Selection:
────────────────────────────────────────

The exhibition The Art of Fashion: Installing Allusions explores the intersection between fashion designers' boldest experiments and the world of contemporary art. 25 international artists and fashion designers participate to this exhibition. 5 of them were commissioned new pieces that investigate the convergence of art and fashion.
I'll start with my favourite fashion designer, Walter van Beirendonck. He's from Antwerp, he dresses men in insects or clowns or afro super stars. He doesn't usually design for women alas! Except last year when he made a paper dress covered with little dicks, stars, colours and a portrait of himself naked riding a bear. I bought one immediately. Meanwhile, Robin Williams was getting his hands on a burka from van Beirendonck. I'm sure the world would be a merrier place if more men would wear his designs. Look at this fabulous "Finally Chesthair" shirt. How can you resist?
Sometimes the designer has men as big and as bearded as himself walk his collection on the catwalk.
Notwithstanding my admiration for his work, i was underwhelmed by the sarcophagus he created for the exhibition.
Van Beirendonck made an über pop temple where his sarcophage will be hosted in the year 2357. It's adorned with cheerful stars, an ecstatic sun, a statue of the designer riding a bear and little penises erected all over the place. There's only the façade of the temple, alluding to the idea that what matters in fashion is the outer shell.
Jewellery designer Naomi Filmer is interested in ennobling body's least celebrated places. The sculptures of her Breathing Volumes project focus on the space formed by the mouth, the chin and the neck. She made an imprint of her own contours, capturing the facial expressions that appear as she inhaled and exhaled. The result is not exactly jewellery but a sculpture that enters into a direct relationship with the observer.
(see her video interview)
Christophe Coppens had a somewhat similar approach. The Belgian designer usually creates lovely hats and delicate gloves. His No References project however puts the spotlight on 33 parts of the body that receive very little attention in fashion. This accessory collection has no reference, nothing to look back at. The design of each accessory starts with the shape of the body part, there's no reference to art, history, design, fashion.
Most of the pieces are strapped to the body, some of them seem to be a bit wacky and maybe unpractical but they are always poetical and elegant.
For his project "Micro Geography: a Cross Section", he placed a spinning mannequin in an aquarium surrounded by the elements of water, earth and air. Cameras film the mannequin's every movement and these images can be viewed on the screens nearby. The installation is meant to suggest a gelatin-like space that eradicates any sense of distance and remote experience.
Anna-Nicole Ziesche doesn't produce any marketable clothes. She used to define herself as a fashion designer who make films. Now she prefers the term 'artist.' Her films transform fashion designs into visual objects.
In the film that the Boijman commissioned, she uses fashion as a pathway to memories and the way they can shape us. She made an exact replica of her childhood bedroom and wears a kind of knitted jumpsuit, its colours and pattern evoking the the jumpers she knitted herself as a child. The jumpsuit looks clumsily-made. It is actually made of two identical jumpers, one of them is worn as if it were trousers. Upside-down, like the world in the video.

────────────────────────────────────────

The request:
Carry on the text on the fashion-and-art exhibition, starting right after its last sentence. The records are a separate body of material, unrelated to the text on the fashion-and-art exhibition.

Entries for boxed elements:
────────────────────────────────────────

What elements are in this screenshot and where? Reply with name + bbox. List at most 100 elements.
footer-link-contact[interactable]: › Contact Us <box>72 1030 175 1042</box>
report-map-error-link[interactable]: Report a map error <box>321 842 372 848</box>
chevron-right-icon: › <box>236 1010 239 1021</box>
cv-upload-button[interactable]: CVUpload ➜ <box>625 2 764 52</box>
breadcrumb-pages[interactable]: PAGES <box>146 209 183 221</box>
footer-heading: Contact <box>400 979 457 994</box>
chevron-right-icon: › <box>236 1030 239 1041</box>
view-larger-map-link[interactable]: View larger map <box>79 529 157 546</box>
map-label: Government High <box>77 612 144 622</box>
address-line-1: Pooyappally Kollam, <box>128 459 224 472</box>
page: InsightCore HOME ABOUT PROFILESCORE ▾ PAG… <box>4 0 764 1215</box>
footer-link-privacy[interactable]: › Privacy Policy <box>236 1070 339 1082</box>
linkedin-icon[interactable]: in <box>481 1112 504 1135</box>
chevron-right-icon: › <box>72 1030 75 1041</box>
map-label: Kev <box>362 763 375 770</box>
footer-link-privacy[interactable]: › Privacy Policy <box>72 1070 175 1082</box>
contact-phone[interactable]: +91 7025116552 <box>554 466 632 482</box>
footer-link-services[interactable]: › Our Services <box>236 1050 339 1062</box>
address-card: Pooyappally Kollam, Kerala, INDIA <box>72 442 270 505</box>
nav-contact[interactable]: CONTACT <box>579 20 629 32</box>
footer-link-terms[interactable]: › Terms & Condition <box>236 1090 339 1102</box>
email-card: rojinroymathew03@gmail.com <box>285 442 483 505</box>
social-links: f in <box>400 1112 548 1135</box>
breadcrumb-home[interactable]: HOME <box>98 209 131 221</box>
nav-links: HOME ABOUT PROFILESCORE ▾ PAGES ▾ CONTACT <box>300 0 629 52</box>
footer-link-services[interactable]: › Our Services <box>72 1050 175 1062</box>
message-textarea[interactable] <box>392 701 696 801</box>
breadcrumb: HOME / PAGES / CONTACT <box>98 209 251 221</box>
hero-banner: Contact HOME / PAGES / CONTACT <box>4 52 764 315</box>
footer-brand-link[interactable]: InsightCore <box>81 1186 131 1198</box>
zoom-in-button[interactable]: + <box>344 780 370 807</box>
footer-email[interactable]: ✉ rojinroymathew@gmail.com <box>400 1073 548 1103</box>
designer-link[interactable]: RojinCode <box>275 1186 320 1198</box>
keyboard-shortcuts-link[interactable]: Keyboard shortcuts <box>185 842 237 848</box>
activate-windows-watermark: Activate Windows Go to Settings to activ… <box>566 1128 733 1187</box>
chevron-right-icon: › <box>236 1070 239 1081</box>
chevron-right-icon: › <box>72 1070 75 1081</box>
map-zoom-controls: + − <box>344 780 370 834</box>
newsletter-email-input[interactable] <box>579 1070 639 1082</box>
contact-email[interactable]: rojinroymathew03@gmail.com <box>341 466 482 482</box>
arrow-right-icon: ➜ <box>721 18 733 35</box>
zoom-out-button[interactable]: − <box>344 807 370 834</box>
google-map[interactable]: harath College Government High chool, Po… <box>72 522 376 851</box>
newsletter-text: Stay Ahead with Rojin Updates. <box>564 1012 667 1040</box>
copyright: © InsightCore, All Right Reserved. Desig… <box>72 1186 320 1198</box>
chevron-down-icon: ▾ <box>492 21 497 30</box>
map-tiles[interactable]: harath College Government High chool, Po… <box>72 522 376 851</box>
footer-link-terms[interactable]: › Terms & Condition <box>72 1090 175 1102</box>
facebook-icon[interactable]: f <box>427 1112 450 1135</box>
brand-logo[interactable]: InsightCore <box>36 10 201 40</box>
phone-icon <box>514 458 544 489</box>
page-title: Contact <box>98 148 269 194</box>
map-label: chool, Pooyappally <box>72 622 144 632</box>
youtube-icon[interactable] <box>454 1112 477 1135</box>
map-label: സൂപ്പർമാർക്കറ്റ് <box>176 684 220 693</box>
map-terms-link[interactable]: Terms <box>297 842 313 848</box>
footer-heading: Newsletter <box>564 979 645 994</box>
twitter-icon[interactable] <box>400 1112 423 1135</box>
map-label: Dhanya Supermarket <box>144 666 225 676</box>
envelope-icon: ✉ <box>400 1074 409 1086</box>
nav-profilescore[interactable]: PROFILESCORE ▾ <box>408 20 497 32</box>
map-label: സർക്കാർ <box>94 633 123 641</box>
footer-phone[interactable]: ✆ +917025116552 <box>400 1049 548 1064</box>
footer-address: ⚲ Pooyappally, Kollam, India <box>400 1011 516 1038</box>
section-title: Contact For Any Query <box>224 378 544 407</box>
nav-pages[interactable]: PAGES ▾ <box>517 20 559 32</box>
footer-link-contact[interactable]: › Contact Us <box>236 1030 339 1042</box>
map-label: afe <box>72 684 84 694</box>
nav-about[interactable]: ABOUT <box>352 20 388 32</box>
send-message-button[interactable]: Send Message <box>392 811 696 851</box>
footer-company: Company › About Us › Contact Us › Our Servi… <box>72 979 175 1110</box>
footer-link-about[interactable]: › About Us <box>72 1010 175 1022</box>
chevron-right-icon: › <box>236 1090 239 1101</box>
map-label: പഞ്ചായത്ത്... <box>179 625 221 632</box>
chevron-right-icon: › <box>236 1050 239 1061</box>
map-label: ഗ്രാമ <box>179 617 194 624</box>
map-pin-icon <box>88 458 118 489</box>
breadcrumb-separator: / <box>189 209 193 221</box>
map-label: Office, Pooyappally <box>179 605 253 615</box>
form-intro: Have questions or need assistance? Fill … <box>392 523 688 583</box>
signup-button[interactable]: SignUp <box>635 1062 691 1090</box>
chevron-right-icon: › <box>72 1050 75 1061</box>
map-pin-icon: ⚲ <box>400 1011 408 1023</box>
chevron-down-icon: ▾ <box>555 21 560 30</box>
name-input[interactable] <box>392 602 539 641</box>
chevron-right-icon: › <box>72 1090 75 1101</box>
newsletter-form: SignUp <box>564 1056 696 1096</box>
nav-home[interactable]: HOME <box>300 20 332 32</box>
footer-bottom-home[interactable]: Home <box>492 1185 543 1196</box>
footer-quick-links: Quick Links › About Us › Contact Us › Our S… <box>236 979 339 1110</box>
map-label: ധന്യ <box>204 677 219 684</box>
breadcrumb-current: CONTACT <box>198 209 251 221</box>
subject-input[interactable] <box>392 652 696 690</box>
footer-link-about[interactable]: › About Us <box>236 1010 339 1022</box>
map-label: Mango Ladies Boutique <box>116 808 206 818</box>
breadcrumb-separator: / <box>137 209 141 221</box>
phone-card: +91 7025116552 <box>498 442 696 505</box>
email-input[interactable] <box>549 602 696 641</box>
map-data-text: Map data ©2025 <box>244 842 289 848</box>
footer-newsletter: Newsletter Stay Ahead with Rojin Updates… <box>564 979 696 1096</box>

────────────────────────────────────────

Written answer:
Ziesche explains her work in this video.
A flickr set of the exhibition.
It's getting increasingly chic to explore the borders between art and other creative disciplines: design, architecture, craft, etc. One of the exhibitions currently running at the Museum Boijmans Van Beuningen in Rotterdam investigates the intimacy that arises when art meets fashion.
I used to associate the Boijmans with Paul McCarthy's giant Santa Claus brandishing a Buttplug. It had been acquired by the municipality of Rotterdam to be installed in a public space but citizens were not enchanted by the idea of having a six metres tall gnome flaunting a sex toy on one of their town squares. A debate ensued and the sculpture was put in semi-quarantine, in the courtyard of the museum. Last year, sexy Santa was finally moved to the Eendrachtsplein, right in the middle of the city.
No more Santa in the courtyard of the Boijmans then but an object that looks as exotic as McCarthy's sculpture: a phone booth!
Quite the befitting piece of design to introduce the exhibition The Art of Fashion: Installing Allusions. The Art of Fashion doesn't deal with Cattelan taking pictures as if he were a fashion photographers or with fashion designers snapping pictures as if they were artists. It goes deeper than that. Nowadays, fashion designers know how to put on a show: they use installations and performances as part of their practice, and their avant-garde designs can sometimes bear more similarities to sculpture than to garments people would actually (want to) wear.
Some art critics have argued that fashion designers might be creative but that doesn't mean they are artists. I'm not so sure that the boundaries between both disciplines should always remain hermetically sealed. Like art, fashion is a forum for personal expression, it has the power to evoke imaginary world, it refers constantly to the world we live in. Like fashion, some forms of contemporary art (only some of them, thank god!) are more about looking edgy and interesting, wowing the masses and finding a market than arousing your educational and intellectual background or challenging your beliefs.
I'll have to admit that some pieces in the exhibition made me cringe (oh! that bottle of perfume hidden in a dark room for extra drama!) and that the design of the exhibition was depressing and inadequate but there were enough talent and vision in the show to make me more than happy to be there.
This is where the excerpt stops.